Figure dataset records:
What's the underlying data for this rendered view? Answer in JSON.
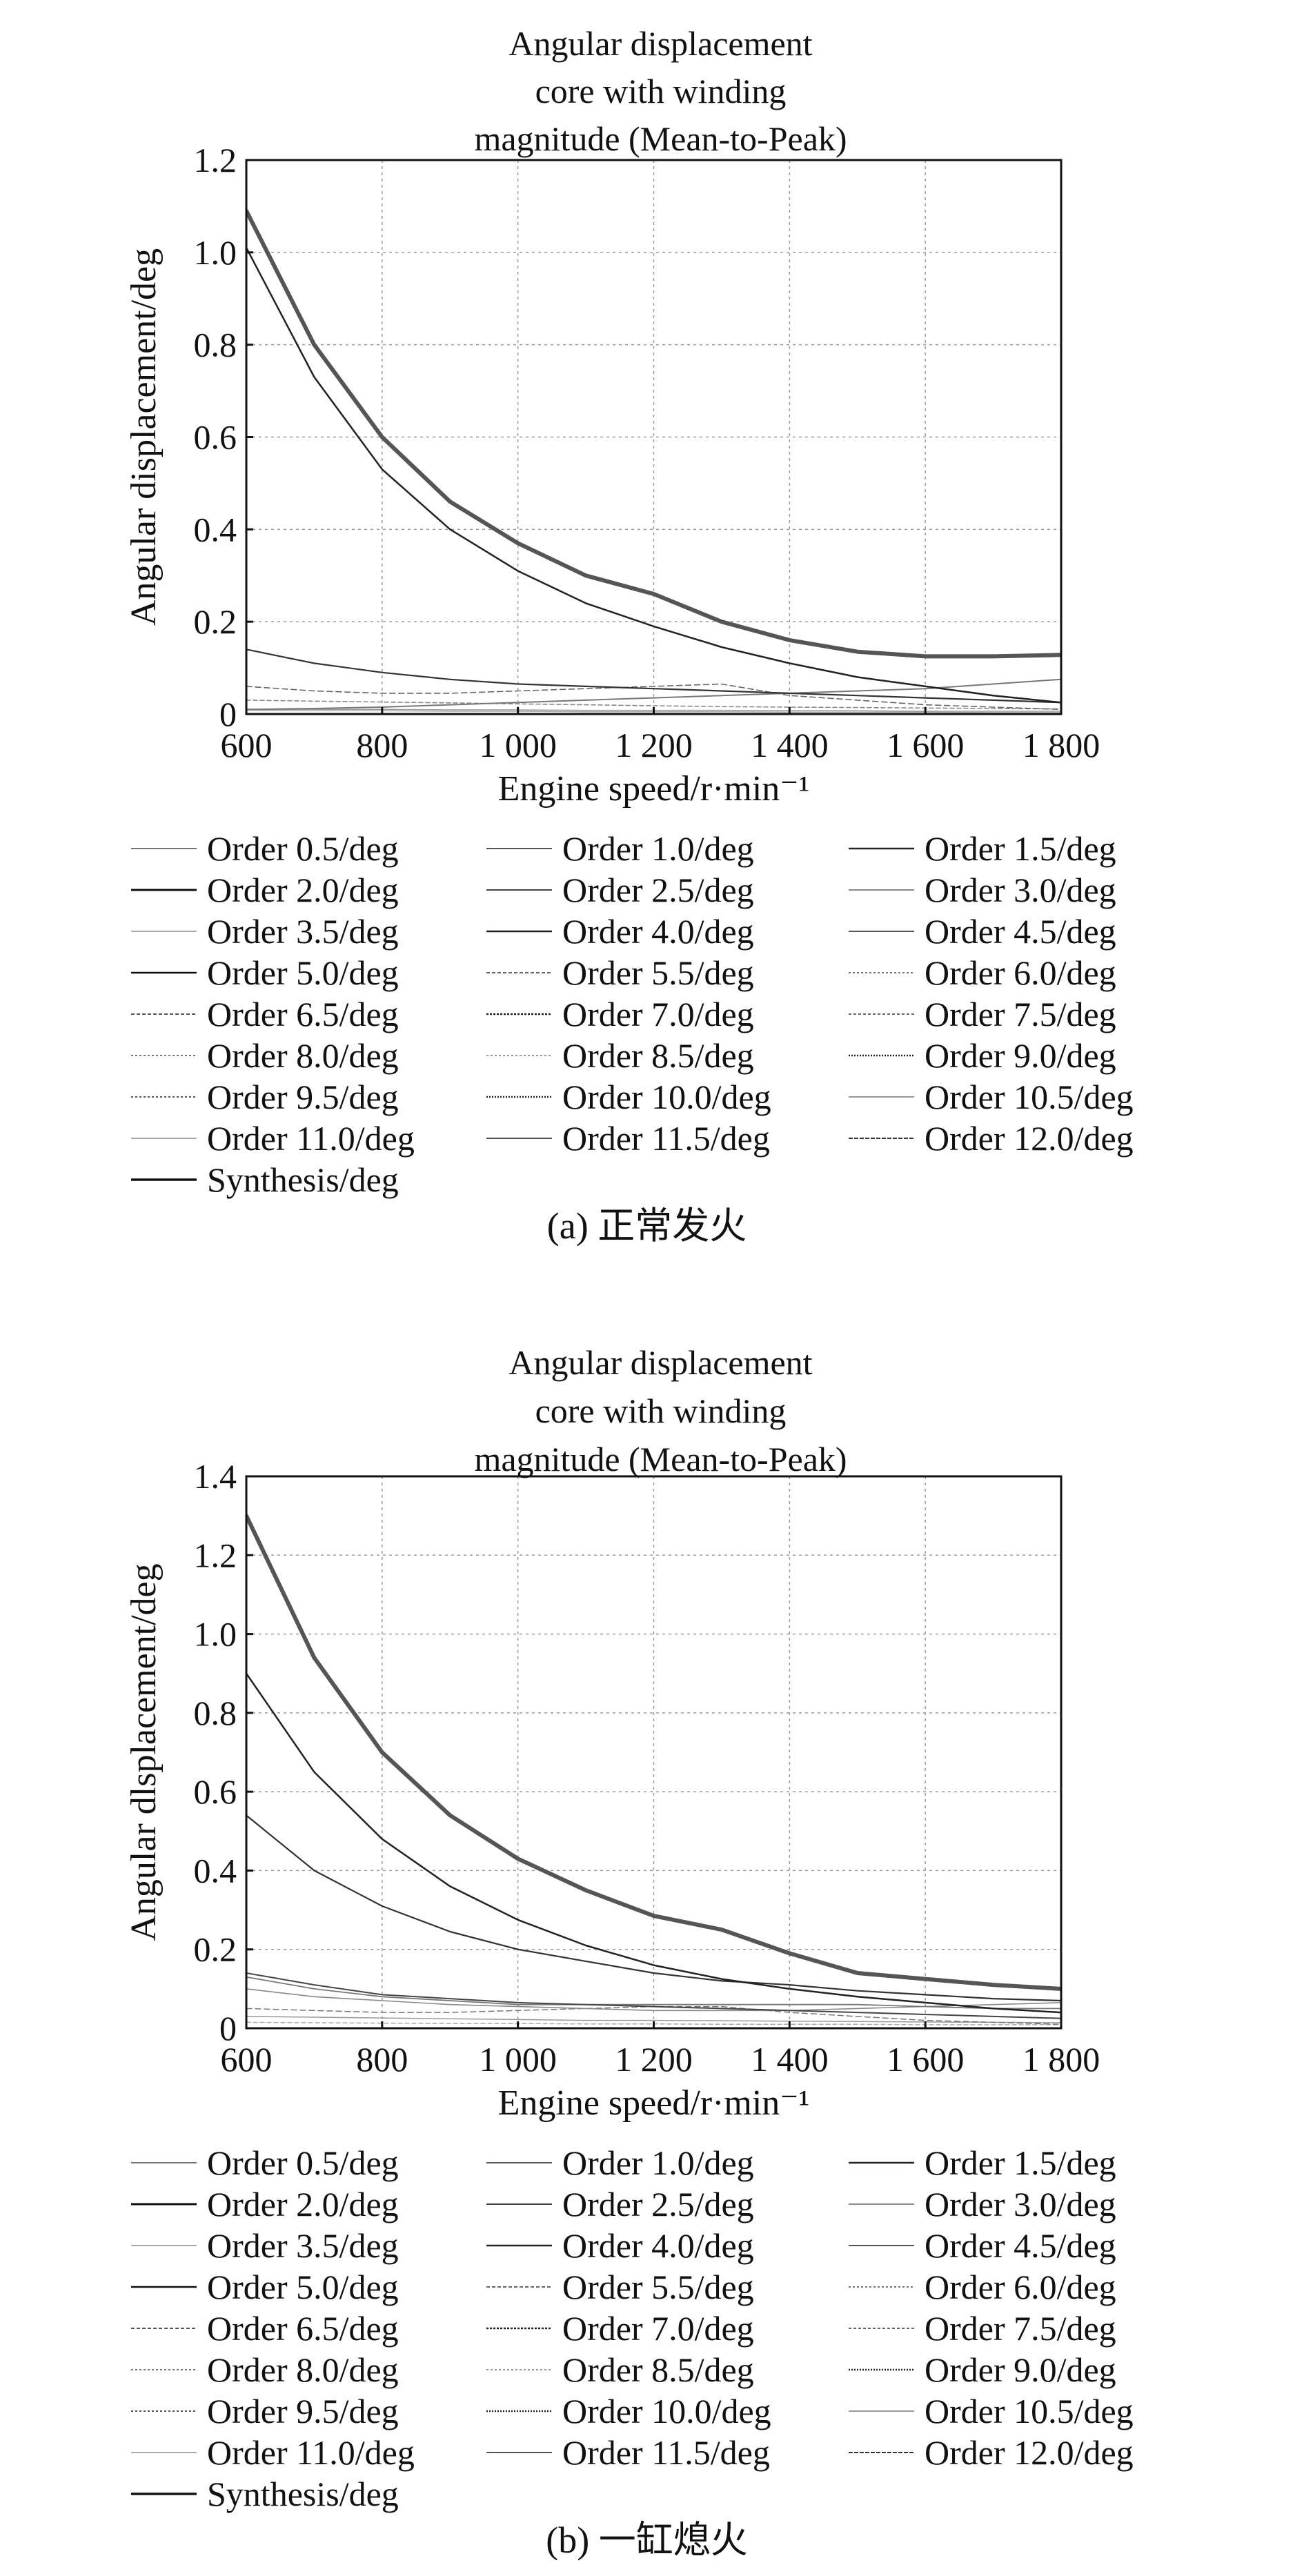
{
  "chart_data": [
    {
      "type": "line",
      "title": [
        "Angular displacement",
        "core with winding",
        "magnitude (Mean-to-Peak)"
      ],
      "xlabel": "Engine speed/r·min⁻¹",
      "ylabel": "Angular displacement/deg",
      "xlim": [
        600,
        1800
      ],
      "ylim": [
        0,
        1.2
      ],
      "xticks": [
        600,
        800,
        1000,
        1200,
        1400,
        1600,
        1800
      ],
      "xtick_labels": [
        "600",
        "800",
        "1 000",
        "1 200",
        "1 400",
        "1 600",
        "1 800"
      ],
      "yticks": [
        0,
        0.2,
        0.4,
        0.6,
        0.8,
        1.0,
        1.2
      ],
      "ytick_labels": [
        "0",
        "0.2",
        "0.4",
        "0.6",
        "0.8",
        "1.0",
        "1.2"
      ],
      "grid": true,
      "caption": "(a) 正常发火",
      "legend": [
        "Order 0.5/deg",
        "Order 1.0/deg",
        "Order 1.5/deg",
        "Order 2.0/deg",
        "Order 2.5/deg",
        "Order 3.0/deg",
        "Order 3.5/deg",
        "Order 4.0/deg",
        "Order 4.5/deg",
        "Order 5.0/deg",
        "Order 5.5/deg",
        "Order 6.0/deg",
        "Order 6.5/deg",
        "Order 7.0/deg",
        "Order 7.5/deg",
        "Order 8.0/deg",
        "Order 8.5/deg",
        "Order 9.0/deg",
        "Order 9.5/deg",
        "Order 10.0/deg",
        "Order 10.5/deg",
        "Order 11.0/deg",
        "Order 11.5/deg",
        "Order 12.0/deg",
        "Synthesis/deg"
      ],
      "x": [
        600,
        700,
        800,
        900,
        1000,
        1100,
        1200,
        1300,
        1400,
        1500,
        1600,
        1700,
        1800
      ],
      "series": [
        {
          "name": "Synthesis/deg",
          "color": "#555555",
          "width": 6,
          "dash": "",
          "values": [
            1.09,
            0.8,
            0.6,
            0.46,
            0.37,
            0.3,
            0.26,
            0.2,
            0.16,
            0.135,
            0.125,
            0.125,
            0.128
          ]
        },
        {
          "name": "Order 2.0/deg",
          "color": "#222222",
          "width": 2.5,
          "dash": "",
          "values": [
            1.01,
            0.73,
            0.53,
            0.4,
            0.31,
            0.24,
            0.19,
            0.145,
            0.11,
            0.08,
            0.06,
            0.04,
            0.025
          ]
        },
        {
          "name": "Order 4.0/deg",
          "color": "#333333",
          "width": 2.2,
          "dash": "",
          "values": [
            0.14,
            0.11,
            0.09,
            0.075,
            0.065,
            0.06,
            0.055,
            0.05,
            0.045,
            0.04,
            0.035,
            0.03,
            0.025
          ]
        },
        {
          "name": "Order 1.0/deg",
          "color": "#777777",
          "width": 2,
          "dash": "",
          "values": [
            0.01,
            0.012,
            0.015,
            0.02,
            0.025,
            0.03,
            0.035,
            0.04,
            0.045,
            0.05,
            0.055,
            0.065,
            0.075
          ]
        },
        {
          "name": "Order 6.0/deg",
          "color": "#666666",
          "width": 1.6,
          "dash": "8 5",
          "values": [
            0.06,
            0.05,
            0.045,
            0.045,
            0.05,
            0.055,
            0.06,
            0.065,
            0.04,
            0.03,
            0.02,
            0.015,
            0.01
          ]
        },
        {
          "name": "Order 8.0/deg",
          "color": "#888888",
          "width": 1.6,
          "dash": "6 4",
          "values": [
            0.03,
            0.028,
            0.026,
            0.024,
            0.022,
            0.02,
            0.018,
            0.016,
            0.015,
            0.014,
            0.013,
            0.012,
            0.011
          ]
        },
        {
          "name": "Order 0.5/deg",
          "color": "#999999",
          "width": 1.5,
          "dash": "",
          "values": [
            0.01,
            0.01,
            0.01,
            0.009,
            0.009,
            0.008,
            0.008,
            0.008,
            0.007,
            0.007,
            0.006,
            0.006,
            0.006
          ]
        },
        {
          "name": "Order 3.0/deg",
          "color": "#aaaaaa",
          "width": 1.5,
          "dash": "",
          "values": [
            0.008,
            0.007,
            0.007,
            0.006,
            0.006,
            0.005,
            0.005,
            0.005,
            0.004,
            0.004,
            0.004,
            0.003,
            0.003
          ]
        }
      ]
    },
    {
      "type": "line",
      "title": [
        "Angular displacement",
        "core with winding",
        "magnitude (Mean-to-Peak)"
      ],
      "xlabel": "Engine speed/r·min⁻¹",
      "ylabel": "Angular dlsplacement/deg",
      "xlim": [
        600,
        1800
      ],
      "ylim": [
        0,
        1.4
      ],
      "xticks": [
        600,
        800,
        1000,
        1200,
        1400,
        1600,
        1800
      ],
      "xtick_labels": [
        "600",
        "800",
        "1 000",
        "1 200",
        "1 400",
        "1 600",
        "1 800"
      ],
      "yticks": [
        0,
        0.2,
        0.4,
        0.6,
        0.8,
        1.0,
        1.2,
        1.4
      ],
      "ytick_labels": [
        "0",
        "0.2",
        "0.4",
        "0.6",
        "0.8",
        "1.0",
        "1.2",
        "1.4"
      ],
      "grid": true,
      "caption": "(b) 一缸熄火",
      "legend": [
        "Order 0.5/deg",
        "Order 1.0/deg",
        "Order 1.5/deg",
        "Order 2.0/deg",
        "Order 2.5/deg",
        "Order 3.0/deg",
        "Order 3.5/deg",
        "Order 4.0/deg",
        "Order 4.5/deg",
        "Order 5.0/deg",
        "Order 5.5/deg",
        "Order 6.0/deg",
        "Order 6.5/deg",
        "Order 7.0/deg",
        "Order 7.5/deg",
        "Order 8.0/deg",
        "Order 8.5/deg",
        "Order 9.0/deg",
        "Order 9.5/deg",
        "Order 10.0/deg",
        "Order 10.5/deg",
        "Order 11.0/deg",
        "Order 11.5/deg",
        "Order 12.0/deg",
        "Synthesis/deg"
      ],
      "x": [
        600,
        700,
        800,
        900,
        1000,
        1100,
        1200,
        1300,
        1400,
        1500,
        1600,
        1700,
        1800
      ],
      "series": [
        {
          "name": "Synthesis/deg",
          "color": "#555555",
          "width": 6,
          "dash": "",
          "values": [
            1.3,
            0.94,
            0.7,
            0.54,
            0.43,
            0.35,
            0.285,
            0.25,
            0.19,
            0.14,
            0.125,
            0.11,
            0.1
          ]
        },
        {
          "name": "Order 2.0/deg",
          "color": "#222222",
          "width": 2.5,
          "dash": "",
          "values": [
            0.9,
            0.65,
            0.48,
            0.36,
            0.275,
            0.21,
            0.16,
            0.125,
            0.1,
            0.08,
            0.065,
            0.05,
            0.04
          ]
        },
        {
          "name": "Order 1.0/deg",
          "color": "#333333",
          "width": 2.2,
          "dash": "",
          "values": [
            0.54,
            0.4,
            0.31,
            0.245,
            0.2,
            0.17,
            0.14,
            0.12,
            0.11,
            0.095,
            0.085,
            0.075,
            0.07
          ]
        },
        {
          "name": "Order 4.0/deg",
          "color": "#444444",
          "width": 2,
          "dash": "",
          "values": [
            0.14,
            0.11,
            0.085,
            0.075,
            0.065,
            0.06,
            0.055,
            0.05,
            0.045,
            0.04,
            0.035,
            0.03,
            0.025
          ]
        },
        {
          "name": "Order 0.5/deg",
          "color": "#777777",
          "width": 1.8,
          "dash": "",
          "values": [
            0.13,
            0.1,
            0.08,
            0.07,
            0.06,
            0.06,
            0.06,
            0.06,
            0.06,
            0.06,
            0.055,
            0.05,
            0.05
          ]
        },
        {
          "name": "Order 1.5/deg",
          "color": "#888888",
          "width": 1.6,
          "dash": "",
          "values": [
            0.1,
            0.08,
            0.07,
            0.06,
            0.055,
            0.05,
            0.045,
            0.045,
            0.045,
            0.05,
            0.055,
            0.06,
            0.065
          ]
        },
        {
          "name": "Order 6.0/deg",
          "color": "#777777",
          "width": 1.5,
          "dash": "8 5",
          "values": [
            0.05,
            0.045,
            0.04,
            0.04,
            0.045,
            0.05,
            0.055,
            0.055,
            0.04,
            0.03,
            0.02,
            0.015,
            0.01
          ]
        },
        {
          "name": "Order 3.0/deg",
          "color": "#999999",
          "width": 1.5,
          "dash": "",
          "values": [
            0.03,
            0.028,
            0.026,
            0.024,
            0.022,
            0.02,
            0.02,
            0.019,
            0.018,
            0.017,
            0.016,
            0.015,
            0.014
          ]
        },
        {
          "name": "Order 8.0/deg",
          "color": "#aaaaaa",
          "width": 1.5,
          "dash": "6 4",
          "values": [
            0.015,
            0.014,
            0.013,
            0.012,
            0.012,
            0.011,
            0.011,
            0.01,
            0.01,
            0.01,
            0.009,
            0.009,
            0.009
          ]
        }
      ]
    }
  ],
  "legend_styles": [
    {
      "color": "#777777",
      "width": 2,
      "dash": ""
    },
    {
      "color": "#555555",
      "width": 2,
      "dash": ""
    },
    {
      "color": "#222222",
      "width": 2.5,
      "dash": ""
    },
    {
      "color": "#111111",
      "width": 3,
      "dash": ""
    },
    {
      "color": "#444444",
      "width": 2,
      "dash": ""
    },
    {
      "color": "#888888",
      "width": 2,
      "dash": ""
    },
    {
      "color": "#aaaaaa",
      "width": 2,
      "dash": ""
    },
    {
      "color": "#222222",
      "width": 2.5,
      "dash": ""
    },
    {
      "color": "#555555",
      "width": 2,
      "dash": ""
    },
    {
      "color": "#111111",
      "width": 2.5,
      "dash": ""
    },
    {
      "color": "#666666",
      "width": 2,
      "dash": "5 3"
    },
    {
      "color": "#777777",
      "width": 2,
      "dash": "3 3"
    },
    {
      "color": "#555555",
      "width": 2,
      "dash": "5 3"
    },
    {
      "color": "#222222",
      "width": 2.5,
      "dash": "3 2"
    },
    {
      "color": "#666666",
      "width": 2,
      "dash": "4 3"
    },
    {
      "color": "#777777",
      "width": 2,
      "dash": "3 3"
    },
    {
      "color": "#999999",
      "width": 2,
      "dash": "3 3"
    },
    {
      "color": "#222222",
      "width": 2.5,
      "dash": "2 2"
    },
    {
      "color": "#555555",
      "width": 2,
      "dash": "3 3"
    },
    {
      "color": "#222222",
      "width": 2.5,
      "dash": "2 2"
    },
    {
      "color": "#999999",
      "width": 2,
      "dash": ""
    },
    {
      "color": "#aaaaaa",
      "width": 2,
      "dash": ""
    },
    {
      "color": "#555555",
      "width": 2,
      "dash": ""
    },
    {
      "color": "#333333",
      "width": 2,
      "dash": "6 2"
    },
    {
      "color": "#111111",
      "width": 3.5,
      "dash": ""
    }
  ]
}
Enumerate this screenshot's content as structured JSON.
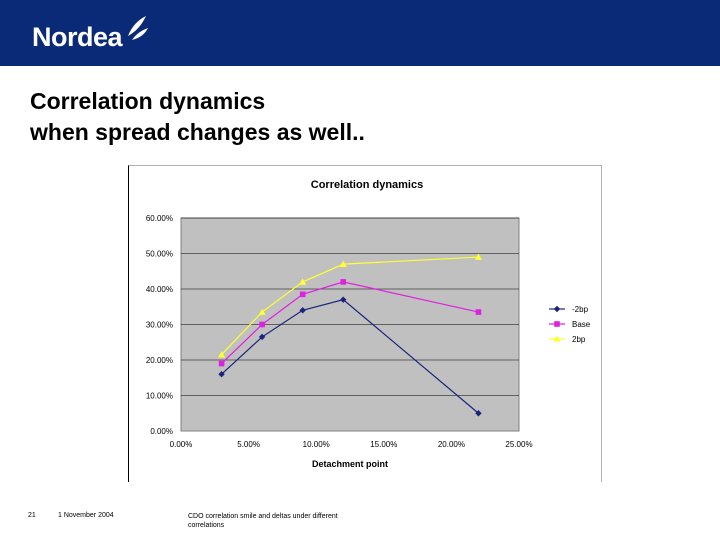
{
  "brand": {
    "name": "Nordea",
    "colors": {
      "header_bg": "#0a2a78",
      "logo_text": "#ffffff"
    }
  },
  "slide": {
    "title_line1": "Correlation dynamics",
    "title_line2": "when spread changes as well.."
  },
  "footer": {
    "page_number": "21",
    "date": "1 November 2004",
    "doc_line1": "CDO correlation smile and deltas under different",
    "doc_line2": "correlations"
  },
  "chart_data": {
    "type": "line",
    "title": "Correlation dynamics",
    "xlabel": "Detachment point",
    "ylabel": "",
    "xlim": [
      0,
      25
    ],
    "ylim": [
      0,
      60
    ],
    "x_ticks": [
      "0.00%",
      "5.00%",
      "10.00%",
      "15.00%",
      "20.00%",
      "25.00%"
    ],
    "y_ticks": [
      "0.00%",
      "10.00%",
      "20.00%",
      "30.00%",
      "40.00%",
      "50.00%",
      "60.00%"
    ],
    "x": [
      3,
      6,
      9,
      12,
      22
    ],
    "grid": true,
    "legend_position": "right",
    "plot_bg": "#c0c0c0",
    "series": [
      {
        "name": "-2bp",
        "values": [
          16,
          26.5,
          34,
          37,
          5
        ],
        "color": "#1a237e",
        "marker": "diamond"
      },
      {
        "name": "Base",
        "values": [
          19,
          30,
          38.5,
          42,
          33.5
        ],
        "color": "#e020e0",
        "marker": "square"
      },
      {
        "name": "2bp",
        "values": [
          21.5,
          33.5,
          42,
          47,
          49
        ],
        "color": "#ffff33",
        "marker": "triangle"
      }
    ]
  }
}
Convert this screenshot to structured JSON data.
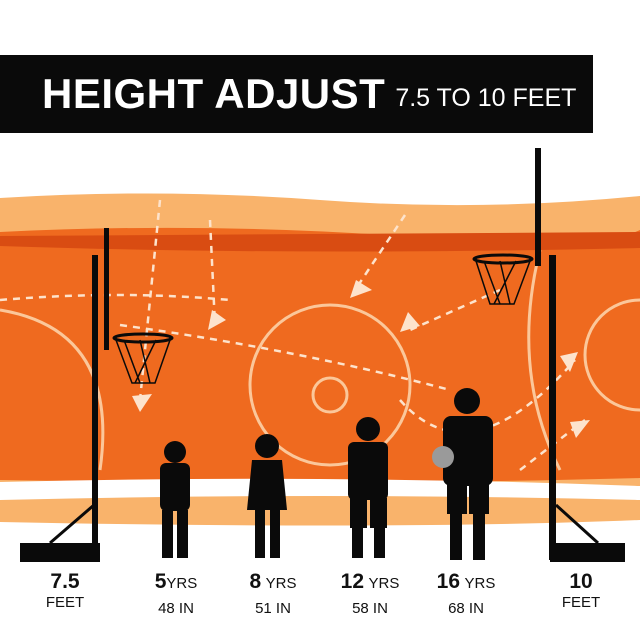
{
  "title": {
    "main": "HEIGHT ADJUST",
    "sub": "7.5 TO 10 FEET"
  },
  "colors": {
    "orange": "#ef6a1f",
    "light_orange": "#f9b36b",
    "dark_orange": "#d94c12",
    "black": "#0a0a0a"
  },
  "labels": [
    {
      "big": "7.5",
      "unit": "",
      "line2": "FEET"
    },
    {
      "big": "5",
      "unit": "YRS",
      "line2": "48 IN"
    },
    {
      "big": "8",
      "unit": "YRS",
      "line2": "51 IN"
    },
    {
      "big": "12",
      "unit": "YRS",
      "line2": "58 IN"
    },
    {
      "big": "16",
      "unit": "YRS",
      "line2": "68 IN"
    },
    {
      "big": "10",
      "unit": "",
      "line2": "FEET"
    }
  ]
}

- GIVEN INSTRUCTION -
State the number of lines in the preceding entries that include the word "Angular". Provide nothing else.

- ANSWER TO THE EXERCISE -
4